> _ACCIÓN REQUERIDA A_
Reproduce literalmente el fragmento sobre los médicos del Hospital Militar n.º 1 de Madrid desde "El padre del" hasta "para el servicio.", incluidos ambos.
> _ACCIÓN REQUERIDA B_
Prosigue el texto sobre los médicos del Hospital Militar n.º 1 de Madrid a partir de su última oración.

> _FRAGMENTO_
★ ★ ★ ★ ★ ★ ★
Con todo, hubo detenidos y prisioneros de guerra que presentaron avales en favor del doctor Leopoldo Benito, reconociendo su buen trato. Incluso un testigo del proceso republicano declaró a los franquistas que había exagerado entonces las acusaciones contra el doctor Benito para que fuera relevado por un médico de la “quinta columna”, como efectivamente ocurrió, aunque luego se desdijo de esta declaración.

El padre del doctor Leopoldo Benito, Ceferino Benito Flores, manifestó que su hijo era afecto a la causa “nacional”, pero que se vio obligado a afiliarse al PCE para que “a su amparo prestara unas veces ayuda a elementos perseguidos de significación derechista; otras les librara de la muerte segura, y otras contribuyera a que buen número de personas de derechas se vieran libres de la ineludible necesidad de tener que empuñar las armas contra sus hermanos, contribuyendo de esta forma a ayudar al Movimiento Nacional.” Para corroborar su declaración adjuntaba cinco escritos con sendos testimonios favorables sobre su hijo: una mujer detenida por desafecta al régimen republicano que fue puesta en libertad por su mediación y cuatro hombres que consiguieron no incorporarse a las filas del Ejército Popular de la República por declararlos falsamente inútiles para el servicio.

De Jaime Benigno Soto, nombrado capitán médico provisional por el gobierno republicano en octubre de 1937, el doctor José María Rubio reveló que “pasaba como médico no siéndolo” y que en realidad era conserje de hotel. El propio Soto, que perdió a su hijo mayor, Benigno, comandante de la 43.ª División republicana, en la batalla del Ebro, confesó no tener título ni haber ejercido la profesión, aunque terminó en 1914 los estudios de Medicina en Santiago de Compostela. Una enfermera, Hermenegilda Santalla, declaró que “una vez no supo ligar una arteria desangrándose el enfermo teniendo que llamar a otro médico”, aunque ignoraba si lo hacía “por ineptitud o por maldad”. Otra aseguró que, viendo desangrarse a un prisionero, Soto ordenó que “lo dejaran porque perdiendo la sangre azul la criaban roja”.

La noticia de la muerte en combate, en la batalla del Ebro, del hijo de Jaime Benigno Soto, inculpado por los franquistas en el sumario sobre el Hospital Militar n.º 1 de Madrid. Benigno Soto hijo era jefe de Estado Mayor de la 43.ª División del Ejército Popular. ("Frente Rojo", 16 de noviembre de 1938, Biblioteca Nacional de España)
★ ★ ★ ★ ★ ★ ★
> _DATOS APORTADOS_

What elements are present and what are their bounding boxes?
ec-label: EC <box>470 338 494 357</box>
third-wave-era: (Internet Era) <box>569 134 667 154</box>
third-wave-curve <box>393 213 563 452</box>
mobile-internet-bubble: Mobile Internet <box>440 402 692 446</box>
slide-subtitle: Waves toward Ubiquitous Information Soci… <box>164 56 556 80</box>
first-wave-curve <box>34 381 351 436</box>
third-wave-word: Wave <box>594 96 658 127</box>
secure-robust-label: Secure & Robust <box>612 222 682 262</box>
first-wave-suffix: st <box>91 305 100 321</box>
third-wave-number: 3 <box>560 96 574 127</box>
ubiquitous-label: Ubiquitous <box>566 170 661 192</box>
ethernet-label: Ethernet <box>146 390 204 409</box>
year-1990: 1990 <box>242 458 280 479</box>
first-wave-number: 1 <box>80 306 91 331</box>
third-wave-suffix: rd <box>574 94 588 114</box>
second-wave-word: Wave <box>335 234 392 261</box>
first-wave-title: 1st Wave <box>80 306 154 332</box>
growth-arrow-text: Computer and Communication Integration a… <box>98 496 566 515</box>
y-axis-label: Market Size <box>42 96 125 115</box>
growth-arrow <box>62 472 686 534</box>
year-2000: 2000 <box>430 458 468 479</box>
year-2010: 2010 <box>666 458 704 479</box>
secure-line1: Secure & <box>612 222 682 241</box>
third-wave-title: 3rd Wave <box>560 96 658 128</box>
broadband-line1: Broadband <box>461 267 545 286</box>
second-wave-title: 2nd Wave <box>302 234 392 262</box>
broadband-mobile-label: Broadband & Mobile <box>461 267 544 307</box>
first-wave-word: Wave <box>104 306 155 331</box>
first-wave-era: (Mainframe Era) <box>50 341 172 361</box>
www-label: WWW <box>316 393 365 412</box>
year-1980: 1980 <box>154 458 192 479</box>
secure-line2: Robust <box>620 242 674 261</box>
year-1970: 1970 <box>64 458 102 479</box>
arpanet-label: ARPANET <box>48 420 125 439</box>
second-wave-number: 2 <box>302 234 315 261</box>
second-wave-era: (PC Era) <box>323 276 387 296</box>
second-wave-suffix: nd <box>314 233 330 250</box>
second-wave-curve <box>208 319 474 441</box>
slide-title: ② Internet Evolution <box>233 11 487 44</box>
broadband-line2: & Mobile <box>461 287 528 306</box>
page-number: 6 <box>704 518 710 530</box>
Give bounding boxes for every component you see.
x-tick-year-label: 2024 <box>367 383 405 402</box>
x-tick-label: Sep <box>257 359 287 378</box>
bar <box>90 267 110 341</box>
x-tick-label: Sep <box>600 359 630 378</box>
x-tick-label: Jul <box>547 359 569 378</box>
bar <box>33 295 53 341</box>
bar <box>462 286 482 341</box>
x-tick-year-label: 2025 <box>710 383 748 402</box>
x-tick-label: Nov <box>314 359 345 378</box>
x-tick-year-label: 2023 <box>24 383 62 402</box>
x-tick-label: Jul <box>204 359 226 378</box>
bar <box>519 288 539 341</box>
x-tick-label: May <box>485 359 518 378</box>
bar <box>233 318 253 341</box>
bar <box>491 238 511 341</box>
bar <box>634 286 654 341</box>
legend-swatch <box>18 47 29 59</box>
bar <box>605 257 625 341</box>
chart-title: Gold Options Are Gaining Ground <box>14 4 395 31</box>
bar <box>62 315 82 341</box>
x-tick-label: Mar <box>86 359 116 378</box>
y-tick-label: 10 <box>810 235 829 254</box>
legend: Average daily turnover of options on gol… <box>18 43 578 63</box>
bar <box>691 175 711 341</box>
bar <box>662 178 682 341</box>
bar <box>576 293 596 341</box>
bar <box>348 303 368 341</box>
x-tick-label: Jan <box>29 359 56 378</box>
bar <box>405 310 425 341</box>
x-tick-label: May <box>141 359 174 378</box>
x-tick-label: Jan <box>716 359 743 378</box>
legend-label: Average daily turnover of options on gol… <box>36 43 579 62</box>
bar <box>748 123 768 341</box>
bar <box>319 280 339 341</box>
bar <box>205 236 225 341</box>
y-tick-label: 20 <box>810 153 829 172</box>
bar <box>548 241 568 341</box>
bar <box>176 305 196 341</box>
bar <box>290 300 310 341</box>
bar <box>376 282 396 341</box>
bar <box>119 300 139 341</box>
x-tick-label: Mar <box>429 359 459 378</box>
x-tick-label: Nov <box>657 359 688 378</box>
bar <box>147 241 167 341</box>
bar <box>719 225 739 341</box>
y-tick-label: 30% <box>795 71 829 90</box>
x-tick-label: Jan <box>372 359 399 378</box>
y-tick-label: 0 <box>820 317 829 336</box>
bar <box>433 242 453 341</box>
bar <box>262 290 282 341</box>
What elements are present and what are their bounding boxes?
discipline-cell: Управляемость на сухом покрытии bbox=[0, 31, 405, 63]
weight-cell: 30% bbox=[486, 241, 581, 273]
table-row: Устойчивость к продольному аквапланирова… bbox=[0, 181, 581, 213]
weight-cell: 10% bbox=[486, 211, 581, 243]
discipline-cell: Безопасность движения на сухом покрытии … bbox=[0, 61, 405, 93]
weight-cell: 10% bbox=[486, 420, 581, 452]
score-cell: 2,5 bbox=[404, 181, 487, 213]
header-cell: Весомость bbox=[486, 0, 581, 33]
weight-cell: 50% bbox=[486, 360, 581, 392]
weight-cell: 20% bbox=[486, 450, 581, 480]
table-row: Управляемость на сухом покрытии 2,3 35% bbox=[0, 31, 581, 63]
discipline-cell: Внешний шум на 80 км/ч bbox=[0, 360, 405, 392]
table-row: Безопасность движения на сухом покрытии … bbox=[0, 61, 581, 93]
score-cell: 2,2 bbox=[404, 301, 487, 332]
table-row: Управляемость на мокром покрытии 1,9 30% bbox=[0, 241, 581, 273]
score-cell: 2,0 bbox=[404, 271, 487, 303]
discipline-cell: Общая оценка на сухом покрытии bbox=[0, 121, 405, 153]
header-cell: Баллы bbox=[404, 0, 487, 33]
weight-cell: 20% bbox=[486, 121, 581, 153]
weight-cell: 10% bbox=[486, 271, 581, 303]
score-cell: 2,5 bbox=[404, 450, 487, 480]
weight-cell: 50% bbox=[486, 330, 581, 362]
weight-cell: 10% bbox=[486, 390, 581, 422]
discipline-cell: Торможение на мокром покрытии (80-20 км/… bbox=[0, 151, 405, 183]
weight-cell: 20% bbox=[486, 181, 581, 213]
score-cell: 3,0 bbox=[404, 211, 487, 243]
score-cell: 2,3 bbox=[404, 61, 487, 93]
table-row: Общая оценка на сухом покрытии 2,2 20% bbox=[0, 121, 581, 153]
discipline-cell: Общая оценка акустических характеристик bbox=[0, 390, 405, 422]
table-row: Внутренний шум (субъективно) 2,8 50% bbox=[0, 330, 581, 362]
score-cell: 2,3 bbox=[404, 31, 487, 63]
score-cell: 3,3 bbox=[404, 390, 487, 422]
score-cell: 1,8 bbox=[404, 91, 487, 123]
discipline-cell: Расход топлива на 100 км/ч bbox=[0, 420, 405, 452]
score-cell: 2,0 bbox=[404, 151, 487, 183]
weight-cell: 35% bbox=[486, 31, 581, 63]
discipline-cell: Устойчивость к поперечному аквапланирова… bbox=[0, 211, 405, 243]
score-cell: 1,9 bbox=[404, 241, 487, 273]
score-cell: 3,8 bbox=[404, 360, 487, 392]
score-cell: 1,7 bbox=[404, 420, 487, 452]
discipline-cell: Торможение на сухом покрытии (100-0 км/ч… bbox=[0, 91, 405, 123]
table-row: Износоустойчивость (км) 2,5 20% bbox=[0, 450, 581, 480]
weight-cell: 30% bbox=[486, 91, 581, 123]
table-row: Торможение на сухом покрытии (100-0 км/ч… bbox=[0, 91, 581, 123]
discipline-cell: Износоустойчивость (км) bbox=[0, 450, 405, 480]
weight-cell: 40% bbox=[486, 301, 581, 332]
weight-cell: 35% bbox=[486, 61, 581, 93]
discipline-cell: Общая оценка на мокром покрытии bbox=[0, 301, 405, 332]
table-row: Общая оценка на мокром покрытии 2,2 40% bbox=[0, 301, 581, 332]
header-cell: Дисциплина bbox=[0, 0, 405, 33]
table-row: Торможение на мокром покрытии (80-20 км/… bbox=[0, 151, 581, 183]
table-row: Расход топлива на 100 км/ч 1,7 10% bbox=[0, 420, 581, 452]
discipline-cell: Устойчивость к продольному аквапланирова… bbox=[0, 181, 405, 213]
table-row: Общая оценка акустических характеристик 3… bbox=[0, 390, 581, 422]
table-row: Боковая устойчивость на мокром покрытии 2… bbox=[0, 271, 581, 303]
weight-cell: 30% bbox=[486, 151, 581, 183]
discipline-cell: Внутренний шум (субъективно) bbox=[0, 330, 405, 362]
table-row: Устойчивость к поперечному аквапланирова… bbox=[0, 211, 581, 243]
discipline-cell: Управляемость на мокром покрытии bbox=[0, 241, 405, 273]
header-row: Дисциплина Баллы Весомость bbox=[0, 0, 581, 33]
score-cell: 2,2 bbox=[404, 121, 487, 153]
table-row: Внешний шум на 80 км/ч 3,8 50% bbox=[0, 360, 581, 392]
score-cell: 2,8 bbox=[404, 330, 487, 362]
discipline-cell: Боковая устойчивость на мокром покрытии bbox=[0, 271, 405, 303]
★ ★ ★ ★ ★ ★ ★
> _RESULTADO OBTENIDO A_
El padre del doctor Leopoldo Benito, Ceferino Benito Flores, manifestó que su hijo era afecto a la causa “nacional”, pero que se vio obligado a afiliarse al PCE para que “a su amparo prestara unas veces ayuda a elementos perseguidos de significación derechista; otras les librara de la muerte segura, y otras contribuyera a que buen número de personas de derechas se vieran libres de la ineludible necesidad de tener que empuñar las armas contra sus hermanos, contribuyendo de esta forma a ayudar al Movimiento Nacional.” Para corroborar su declaración adjuntaba cinco escritos con sendos testimonios favorables sobre su hijo: una mujer detenida por desafecta al régimen republicano que fue puesta en libertad por su mediación y cuatro hombres que consiguieron no incorporarse a las filas del Ejército Popular de la República por declararlos falsamente inútiles para el servicio.

> _RESULTADO OBTENIDO B_
El doctor González de Canales señaló que Soto era “un izquierdista fanático”, y que no conocía que hubiera perjudicado a nadie a sabiendas, pero que su “antipatía política” hacia los enfermos de derecha, unido a su “desconocimiento de la ciencia médica” hacían que “sus intervenciones fueran siempre en perjuicio de los hospitalizados”.

La sentencia, dictada el 6 de junio de 1940, fue implacable. De los 23 encausados, siete fueron condenados a muerte por “adhesión a la rebelión”: el doctor Leopoldo Benito Fuertes, Jaime Benigno Soto Liberia, las enfermeras Prados Ramos García, Elvira Navas Traverso y Joaquina Rodríguez del Amo, y los vigilantes Francisco Vaquero Hernández y Eusebio Impuesto Álvarez. El doctor Alfonso Fernández Hernández fue sentenciado a doce años y un día de prisión. También sufrieron condenas de cárcel, con penas desde los 30 años a los 6 años y un día, ocho enfermeras, un auxiliar de farmacia, un peluquero y un vigilante.

Acusados y acusadores en este doble proceso republicano y franquista fueron fusilados el 27 de junio de 1940 en el cementerio de la Almudena, aunque en sus sentencias se había pedido garrote vil para Benito y Ramos por la “perversidad” de sus actos.

Certificado del director de las prisiones de Madrid reconociendo la "muy buena conducta" del doctor Leopoldo Benito Fuertes, que atendía como médico a los presos de la cárcel de Porlier, donde estaba detenido por los franquistas. (Archivo General e Histórico de Defensa, Madrid)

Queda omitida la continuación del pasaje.